Short task> Every record should be repeated exactly, except that pictures are left out.
-- Data for this exercise start --
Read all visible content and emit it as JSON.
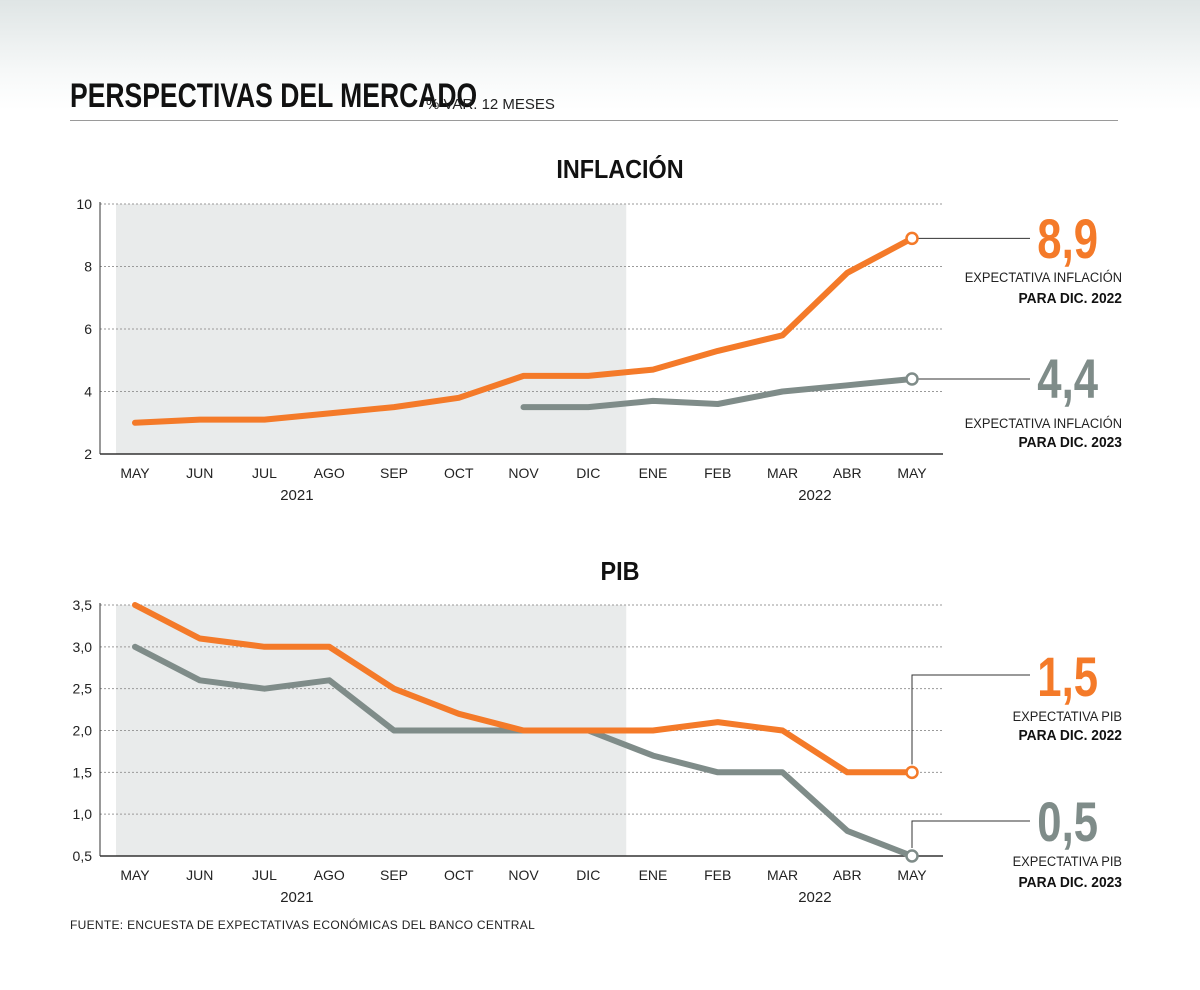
{
  "title": "PERSPECTIVAS DEL MERCADO",
  "subtitle": "% VAR. 12 MESES",
  "source": "FUENTE: ENCUESTA DE EXPECTATIVAS ECONÓMICAS DEL BANCO CENTRAL",
  "colors": {
    "orange": "#f47a29",
    "gray": "#7f8c89",
    "shade": "#e9ebeb"
  },
  "chart_data": [
    {
      "type": "line",
      "title": "INFLACIÓN",
      "categories": [
        "MAY",
        "JUN",
        "JUL",
        "AGO",
        "SEP",
        "OCT",
        "NOV",
        "DIC",
        "ENE",
        "FEB",
        "MAR",
        "ABR",
        "MAY"
      ],
      "year_labels": [
        {
          "label": "2021",
          "at_index": 2.5
        },
        {
          "label": "2022",
          "at_index": 10.5
        }
      ],
      "shaded_range": [
        0,
        7
      ],
      "ylim": [
        2,
        10
      ],
      "yticks": [
        "2",
        "4",
        "6",
        "8",
        "10"
      ],
      "ytick_values": [
        2,
        4,
        6,
        8,
        10
      ],
      "grid": true,
      "series": [
        {
          "color": "orange",
          "values": [
            3.0,
            3.1,
            3.1,
            3.3,
            3.5,
            3.8,
            4.5,
            4.5,
            4.7,
            5.3,
            5.8,
            7.8,
            8.9
          ]
        },
        {
          "color": "gray",
          "values": [
            null,
            null,
            null,
            null,
            null,
            null,
            3.5,
            3.5,
            3.7,
            3.6,
            4.0,
            4.2,
            4.4
          ]
        }
      ],
      "annotations": [
        {
          "series": 0,
          "value": "8,9",
          "line1": "EXPECTATIVA INFLACIÓN",
          "line2": "PARA DIC. 2022"
        },
        {
          "series": 1,
          "value": "4,4",
          "line1": "EXPECTATIVA INFLACIÓN",
          "line2": "PARA DIC. 2023"
        }
      ]
    },
    {
      "type": "line",
      "title": "PIB",
      "categories": [
        "MAY",
        "JUN",
        "JUL",
        "AGO",
        "SEP",
        "OCT",
        "NOV",
        "DIC",
        "ENE",
        "FEB",
        "MAR",
        "ABR",
        "MAY"
      ],
      "year_labels": [
        {
          "label": "2021",
          "at_index": 2.5
        },
        {
          "label": "2022",
          "at_index": 10.5
        }
      ],
      "shaded_range": [
        0,
        7
      ],
      "ylim": [
        0.5,
        3.5
      ],
      "yticks": [
        "0,5",
        "1,0",
        "1,5",
        "2,0",
        "2,5",
        "3,0",
        "3,5"
      ],
      "ytick_values": [
        0.5,
        1.0,
        1.5,
        2.0,
        2.5,
        3.0,
        3.5
      ],
      "grid": true,
      "series": [
        {
          "color": "orange",
          "values": [
            3.5,
            3.1,
            3.0,
            3.0,
            2.5,
            2.2,
            2.0,
            2.0,
            2.0,
            2.1,
            2.0,
            1.5,
            1.5
          ]
        },
        {
          "color": "gray",
          "values": [
            3.0,
            2.6,
            2.5,
            2.6,
            2.0,
            2.0,
            2.0,
            2.0,
            1.7,
            1.5,
            1.5,
            0.8,
            0.5
          ]
        }
      ],
      "annotations": [
        {
          "series": 0,
          "value": "1,5",
          "line1": "EXPECTATIVA PIB",
          "line2": "PARA DIC. 2022"
        },
        {
          "series": 1,
          "value": "0,5",
          "line1": "EXPECTATIVA PIB",
          "line2": "PARA DIC. 2023"
        }
      ]
    }
  ]
}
-- Data for this exercise end --
Answer>
Read all visible content and emit it as JSON.
{
  "title": "PERSPECTIVAS DEL MERCADO",
  "subtitle": "% VAR. 12 MESES",
  "source": "FUENTE: ENCUESTA DE EXPECTATIVAS ECONÓMICAS DEL BANCO CENTRAL",
  "colors": {
    "orange": "#f47a29",
    "gray": "#7f8c89",
    "shade": "#e9ebeb"
  },
  "chart_data": [
    {
      "type": "line",
      "title": "INFLACIÓN",
      "categories": [
        "MAY",
        "JUN",
        "JUL",
        "AGO",
        "SEP",
        "OCT",
        "NOV",
        "DIC",
        "ENE",
        "FEB",
        "MAR",
        "ABR",
        "MAY"
      ],
      "year_labels": [
        {
          "label": "2021",
          "at_index": 2.5
        },
        {
          "label": "2022",
          "at_index": 10.5
        }
      ],
      "shaded_range": [
        0,
        7
      ],
      "ylim": [
        2,
        10
      ],
      "yticks": [
        "2",
        "4",
        "6",
        "8",
        "10"
      ],
      "ytick_values": [
        2,
        4,
        6,
        8,
        10
      ],
      "grid": true,
      "series": [
        {
          "color": "orange",
          "values": [
            3.0,
            3.1,
            3.1,
            3.3,
            3.5,
            3.8,
            4.5,
            4.5,
            4.7,
            5.3,
            5.8,
            7.8,
            8.9
          ]
        },
        {
          "color": "gray",
          "values": [
            null,
            null,
            null,
            null,
            null,
            null,
            3.5,
            3.5,
            3.7,
            3.6,
            4.0,
            4.2,
            4.4
          ]
        }
      ],
      "annotations": [
        {
          "series": 0,
          "value": "8,9",
          "line1": "EXPECTATIVA INFLACIÓN",
          "line2": "PARA DIC. 2022"
        },
        {
          "series": 1,
          "value": "4,4",
          "line1": "EXPECTATIVA INFLACIÓN",
          "line2": "PARA DIC. 2023"
        }
      ]
    },
    {
      "type": "line",
      "title": "PIB",
      "categories": [
        "MAY",
        "JUN",
        "JUL",
        "AGO",
        "SEP",
        "OCT",
        "NOV",
        "DIC",
        "ENE",
        "FEB",
        "MAR",
        "ABR",
        "MAY"
      ],
      "year_labels": [
        {
          "label": "2021",
          "at_index": 2.5
        },
        {
          "label": "2022",
          "at_index": 10.5
        }
      ],
      "shaded_range": [
        0,
        7
      ],
      "ylim": [
        0.5,
        3.5
      ],
      "yticks": [
        "0,5",
        "1,0",
        "1,5",
        "2,0",
        "2,5",
        "3,0",
        "3,5"
      ],
      "ytick_values": [
        0.5,
        1.0,
        1.5,
        2.0,
        2.5,
        3.0,
        3.5
      ],
      "grid": true,
      "series": [
        {
          "color": "orange",
          "values": [
            3.5,
            3.1,
            3.0,
            3.0,
            2.5,
            2.2,
            2.0,
            2.0,
            2.0,
            2.1,
            2.0,
            1.5,
            1.5
          ]
        },
        {
          "color": "gray",
          "values": [
            3.0,
            2.6,
            2.5,
            2.6,
            2.0,
            2.0,
            2.0,
            2.0,
            1.7,
            1.5,
            1.5,
            0.8,
            0.5
          ]
        }
      ],
      "annotations": [
        {
          "series": 0,
          "value": "1,5",
          "line1": "EXPECTATIVA PIB",
          "line2": "PARA DIC. 2022"
        },
        {
          "series": 1,
          "value": "0,5",
          "line1": "EXPECTATIVA PIB",
          "line2": "PARA DIC. 2023"
        }
      ]
    }
  ]
}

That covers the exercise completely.